--- Problem to work on ---
Each entry must appear again exactly as it does in the source.

--- Material for this exercise ---
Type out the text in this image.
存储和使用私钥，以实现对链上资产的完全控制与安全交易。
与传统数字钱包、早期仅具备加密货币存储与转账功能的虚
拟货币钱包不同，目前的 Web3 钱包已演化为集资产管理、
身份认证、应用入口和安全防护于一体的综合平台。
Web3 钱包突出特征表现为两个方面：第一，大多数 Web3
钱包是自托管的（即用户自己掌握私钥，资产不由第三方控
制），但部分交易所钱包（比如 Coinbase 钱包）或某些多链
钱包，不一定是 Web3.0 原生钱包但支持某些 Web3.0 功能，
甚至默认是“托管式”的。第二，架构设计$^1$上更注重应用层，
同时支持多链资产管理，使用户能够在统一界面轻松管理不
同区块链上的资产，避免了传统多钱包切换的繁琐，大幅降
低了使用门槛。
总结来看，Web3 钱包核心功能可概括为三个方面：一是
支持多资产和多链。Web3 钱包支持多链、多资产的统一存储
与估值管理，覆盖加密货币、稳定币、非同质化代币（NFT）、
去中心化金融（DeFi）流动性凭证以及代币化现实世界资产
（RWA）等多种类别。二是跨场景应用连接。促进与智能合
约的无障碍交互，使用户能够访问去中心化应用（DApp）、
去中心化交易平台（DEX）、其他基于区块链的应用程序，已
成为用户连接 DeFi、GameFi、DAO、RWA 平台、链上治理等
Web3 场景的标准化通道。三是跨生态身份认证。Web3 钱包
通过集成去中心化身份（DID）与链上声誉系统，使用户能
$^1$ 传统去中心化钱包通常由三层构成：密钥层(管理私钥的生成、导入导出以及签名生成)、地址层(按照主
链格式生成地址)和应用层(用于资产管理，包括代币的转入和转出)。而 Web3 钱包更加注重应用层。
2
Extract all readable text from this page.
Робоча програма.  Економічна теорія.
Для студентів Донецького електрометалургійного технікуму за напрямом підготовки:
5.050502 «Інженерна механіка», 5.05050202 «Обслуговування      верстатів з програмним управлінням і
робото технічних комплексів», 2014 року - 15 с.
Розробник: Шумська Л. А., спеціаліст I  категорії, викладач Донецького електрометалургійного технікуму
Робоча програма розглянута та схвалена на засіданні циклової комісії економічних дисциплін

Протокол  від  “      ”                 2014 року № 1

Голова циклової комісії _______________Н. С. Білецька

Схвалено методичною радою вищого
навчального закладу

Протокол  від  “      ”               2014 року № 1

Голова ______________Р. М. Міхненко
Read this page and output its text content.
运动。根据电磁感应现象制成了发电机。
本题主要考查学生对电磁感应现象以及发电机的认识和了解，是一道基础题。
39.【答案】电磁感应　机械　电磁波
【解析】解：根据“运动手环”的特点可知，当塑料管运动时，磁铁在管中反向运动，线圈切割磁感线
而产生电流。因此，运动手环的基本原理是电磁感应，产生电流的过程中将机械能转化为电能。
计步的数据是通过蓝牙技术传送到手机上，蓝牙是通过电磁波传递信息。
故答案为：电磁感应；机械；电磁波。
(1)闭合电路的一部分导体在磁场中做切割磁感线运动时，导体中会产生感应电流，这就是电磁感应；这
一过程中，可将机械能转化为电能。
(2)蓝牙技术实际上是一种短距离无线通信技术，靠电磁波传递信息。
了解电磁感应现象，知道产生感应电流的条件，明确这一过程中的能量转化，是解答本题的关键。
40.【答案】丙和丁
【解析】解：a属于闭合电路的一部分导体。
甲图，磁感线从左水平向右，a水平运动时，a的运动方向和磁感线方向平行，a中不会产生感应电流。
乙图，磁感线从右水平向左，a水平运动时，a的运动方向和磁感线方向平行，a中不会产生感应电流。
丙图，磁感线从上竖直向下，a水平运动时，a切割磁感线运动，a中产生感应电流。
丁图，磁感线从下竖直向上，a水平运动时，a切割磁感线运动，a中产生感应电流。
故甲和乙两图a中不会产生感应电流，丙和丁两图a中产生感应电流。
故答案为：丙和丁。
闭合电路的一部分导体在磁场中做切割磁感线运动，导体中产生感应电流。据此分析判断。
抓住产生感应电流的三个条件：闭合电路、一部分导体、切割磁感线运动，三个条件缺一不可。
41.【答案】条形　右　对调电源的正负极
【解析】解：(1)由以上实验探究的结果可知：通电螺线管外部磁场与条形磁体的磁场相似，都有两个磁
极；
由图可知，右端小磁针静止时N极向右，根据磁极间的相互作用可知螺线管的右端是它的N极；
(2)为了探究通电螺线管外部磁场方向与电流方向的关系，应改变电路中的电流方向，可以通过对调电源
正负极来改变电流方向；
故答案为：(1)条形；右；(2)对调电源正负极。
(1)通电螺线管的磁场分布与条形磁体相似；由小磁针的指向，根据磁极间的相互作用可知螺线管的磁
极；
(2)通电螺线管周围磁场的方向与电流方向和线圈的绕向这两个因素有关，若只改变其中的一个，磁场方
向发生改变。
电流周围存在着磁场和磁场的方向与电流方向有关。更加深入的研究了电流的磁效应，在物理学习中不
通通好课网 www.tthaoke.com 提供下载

--- Right answer ---
Type out the text in this image.
存储和使用私钥，以实现对链上资产的完全控制与安全交易。
与传统数字钱包、早期仅具备加密货币存储与转账功能的虚
拟货币钱包不同，目前的 Web3 钱包已演化为集资产管理、
身份认证、应用入口和安全防护于一体的综合平台。
Web3 钱包突出特征表现为两个方面：第一，大多数 Web3
钱包是自托管的（即用户自己掌握私钥，资产不由第三方控
制），但部分交易所钱包（比如 Coinbase 钱包）或某些多链
钱包，不一定是 Web3.0 原生钱包但支持某些 Web3.0 功能，
甚至默认是“托管式”的。第二，架构设计$^1$上更注重应用层，
同时支持多链资产管理，使用户能够在统一界面轻松管理不
同区块链上的资产，避免了传统多钱包切换的繁琐，大幅降
低了使用门槛。
总结来看，Web3 钱包核心功能可概括为三个方面：一是
支持多资产和多链。Web3 钱包支持多链、多资产的统一存储
与估值管理，覆盖加密货币、稳定币、非同质化代币（NFT）、
去中心化金融（DeFi）流动性凭证以及代币化现实世界资产
（RWA）等多种类别。二是跨场景应用连接。促进与智能合
约的无障碍交互，使用户能够访问去中心化应用（DApp）、
去中心化交易平台（DEX）、其他基于区块链的应用程序，已
成为用户连接 DeFi、GameFi、DAO、RWA 平台、链上治理等
Web3 场景的标准化通道。三是跨生态身份认证。Web3 钱包
通过集成去中心化身份（DID）与链上声誉系统，使用户能
$^1$ 传统去中心化钱包通常由三层构成：密钥层(管理私钥的生成、导入导出以及签名生成)、地址层(按照主
链格式生成地址)和应用层(用于资产管理，包括代币的转入和转出)。而 Web3 钱包更加注重应用层。
2
Extract all readable text from this page.
Робоча програма.  Економічна теорія.
Для студентів Донецького електрометалургійного технікуму за напрямом підготовки:
5.050502 «Інженерна механіка», 5.05050202 «Обслуговування      верстатів з програмним управлінням і
робото технічних комплексів», 2014 року - 15 с.
Розробник: Шумська Л. А., спеціаліст I  категорії, викладач Донецького електрометалургійного технікуму
Робоча програма розглянута та схвалена на засіданні циклової комісії економічних дисциплін

Протокол  від  “      ”                 2014 року № 1

Голова циклової комісії _______________Н. С. Білецька

Схвалено методичною радою вищого
навчального закладу

Протокол  від  “      ”               2014 року № 1

Голова ______________Р. М. Міхненко
Read this page and output its text content.
运动。根据电磁感应现象制成了发电机。
本题主要考查学生对电磁感应现象以及发电机的认识和了解，是一道基础题。
39.【答案】电磁感应　机械　电磁波
【解析】解：根据“运动手环”的特点可知，当塑料管运动时，磁铁在管中反向运动，线圈切割磁感线
而产生电流。因此，运动手环的基本原理是电磁感应，产生电流的过程中将机械能转化为电能。
计步的数据是通过蓝牙技术传送到手机上，蓝牙是通过电磁波传递信息。
故答案为：电磁感应；机械；电磁波。
(1)闭合电路的一部分导体在磁场中做切割磁感线运动时，导体中会产生感应电流，这就是电磁感应；这
一过程中，可将机械能转化为电能。
(2)蓝牙技术实际上是一种短距离无线通信技术，靠电磁波传递信息。
了解电磁感应现象，知道产生感应电流的条件，明确这一过程中的能量转化，是解答本题的关键。
40.【答案】丙和丁
【解析】解：a属于闭合电路的一部分导体。
甲图，磁感线从左水平向右，a水平运动时，a的运动方向和磁感线方向平行，a中不会产生感应电流。
乙图，磁感线从右水平向左，a水平运动时，a的运动方向和磁感线方向平行，a中不会产生感应电流。
丙图，磁感线从上竖直向下，a水平运动时，a切割磁感线运动，a中产生感应电流。
丁图，磁感线从下竖直向上，a水平运动时，a切割磁感线运动，a中产生感应电流。
故甲和乙两图a中不会产生感应电流，丙和丁两图a中产生感应电流。
故答案为：丙和丁。
闭合电路的一部分导体在磁场中做切割磁感线运动，导体中产生感应电流。据此分析判断。
抓住产生感应电流的三个条件：闭合电路、一部分导体、切割磁感线运动，三个条件缺一不可。
41.【答案】条形　右　对调电源的正负极
【解析】解：(1)由以上实验探究的结果可知：通电螺线管外部磁场与条形磁体的磁场相似，都有两个磁
极；
由图可知，右端小磁针静止时N极向右，根据磁极间的相互作用可知螺线管的右端是它的N极；
(2)为了探究通电螺线管外部磁场方向与电流方向的关系，应改变电路中的电流方向，可以通过对调电源
正负极来改变电流方向；
故答案为：(1)条形；右；(2)对调电源正负极。
(1)通电螺线管的磁场分布与条形磁体相似；由小磁针的指向，根据磁极间的相互作用可知螺线管的磁
极；
(2)通电螺线管周围磁场的方向与电流方向和线圈的绕向这两个因素有关，若只改变其中的一个，磁场方
向发生改变。
电流周围存在着磁场和磁场的方向与电流方向有关。更加深入的研究了电流的磁效应，在物理学习中不
通通好课网 www.tthaoke.com 提供下载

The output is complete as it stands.